[Records from a data collection]
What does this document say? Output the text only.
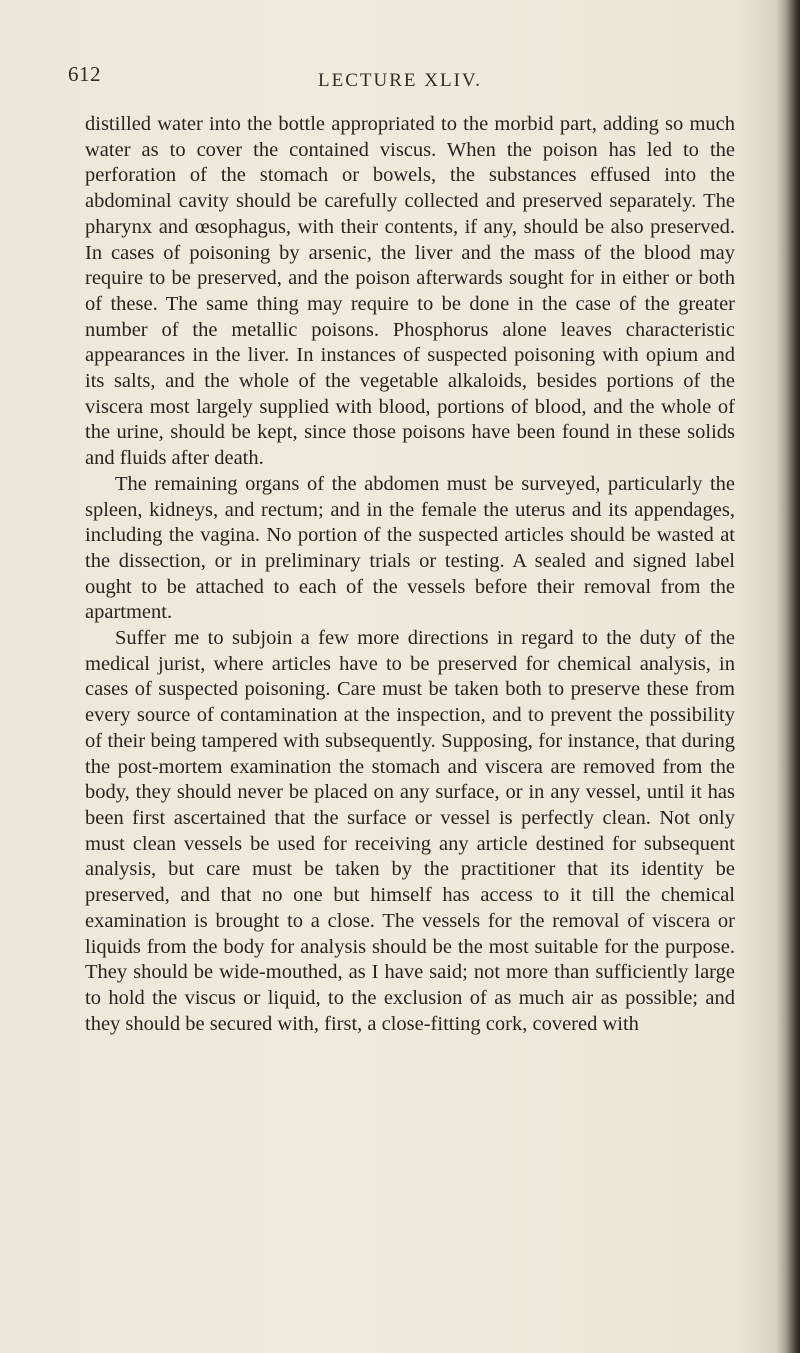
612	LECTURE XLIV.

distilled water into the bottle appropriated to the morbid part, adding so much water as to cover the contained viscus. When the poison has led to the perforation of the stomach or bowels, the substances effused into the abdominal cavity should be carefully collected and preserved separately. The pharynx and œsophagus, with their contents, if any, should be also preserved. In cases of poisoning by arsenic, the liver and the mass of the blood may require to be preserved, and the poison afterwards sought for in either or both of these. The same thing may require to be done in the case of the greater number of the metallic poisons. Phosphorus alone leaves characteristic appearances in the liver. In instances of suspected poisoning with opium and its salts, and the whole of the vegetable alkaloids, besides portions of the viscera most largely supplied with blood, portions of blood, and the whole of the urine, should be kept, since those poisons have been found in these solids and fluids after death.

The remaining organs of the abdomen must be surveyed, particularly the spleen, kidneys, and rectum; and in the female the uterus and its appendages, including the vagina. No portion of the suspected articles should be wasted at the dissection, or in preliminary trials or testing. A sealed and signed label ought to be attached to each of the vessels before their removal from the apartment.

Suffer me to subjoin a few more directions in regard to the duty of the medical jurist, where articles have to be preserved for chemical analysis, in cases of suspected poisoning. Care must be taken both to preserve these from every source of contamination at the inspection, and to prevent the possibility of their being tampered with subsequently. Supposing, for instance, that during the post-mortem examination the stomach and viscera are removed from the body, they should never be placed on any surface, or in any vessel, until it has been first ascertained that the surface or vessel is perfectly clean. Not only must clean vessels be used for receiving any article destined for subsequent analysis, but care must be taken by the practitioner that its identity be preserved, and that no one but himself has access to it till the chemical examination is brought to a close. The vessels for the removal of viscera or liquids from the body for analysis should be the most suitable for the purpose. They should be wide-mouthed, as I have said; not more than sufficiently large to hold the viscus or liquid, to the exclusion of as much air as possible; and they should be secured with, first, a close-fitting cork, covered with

__STATED EXERCISE__. Working from the lines above, reproduce the material exactly and exclude its pictures.

__RESULT__.
What does this document say? Output the text only.
612	LECTURE XLIV.

distilled water into the bottle appropriated to the morbid part, adding so much water as to cover the contained viscus. When the poison has led to the perforation of the stomach or bowels, the substances effused into the abdominal cavity should be carefully collected and preserved separately. The pharynx and œsophagus, with their contents, if any, should be also preserved. In cases of poisoning by arsenic, the liver and the mass of the blood may require to be preserved, and the poison afterwards sought for in either or both of these. The same thing may require to be done in the case of the greater number of the metallic poisons. Phosphorus alone leaves characteristic appearances in the liver. In instances of suspected poisoning with opium and its salts, and the whole of the vegetable alkaloids, besides portions of the viscera most largely supplied with blood, portions of blood, and the whole of the urine, should be kept, since those poisons have been found in these solids and fluids after death.

The remaining organs of the abdomen must be surveyed, particularly the spleen, kidneys, and rectum; and in the female the uterus and its appendages, including the vagina. No portion of the suspected articles should be wasted at the dissection, or in preliminary trials or testing. A sealed and signed label ought to be attached to each of the vessels before their removal from the apartment.

Suffer me to subjoin a few more directions in regard to the duty of the medical jurist, where articles have to be preserved for chemical analysis, in cases of suspected poisoning. Care must be taken both to preserve these from every source of contamination at the inspection, and to prevent the possibility of their being tampered with subsequently. Supposing, for instance, that during the post-mortem examination the stomach and viscera are removed from the body, they should never be placed on any surface, or in any vessel, until it has been first ascertained that the surface or vessel is perfectly clean. Not only must clean vessels be used for receiving any article destined for subsequent analysis, but care must be taken by the practitioner that its identity be preserved, and that no one but himself has access to it till the chemical examination is brought to a close. The vessels for the removal of viscera or liquids from the body for analysis should be the most suitable for the purpose. They should be wide-mouthed, as I have said; not more than sufficiently large to hold the viscus or liquid, to the exclusion of as much air as possible; and they should be secured with, first, a close-fitting cork, covered with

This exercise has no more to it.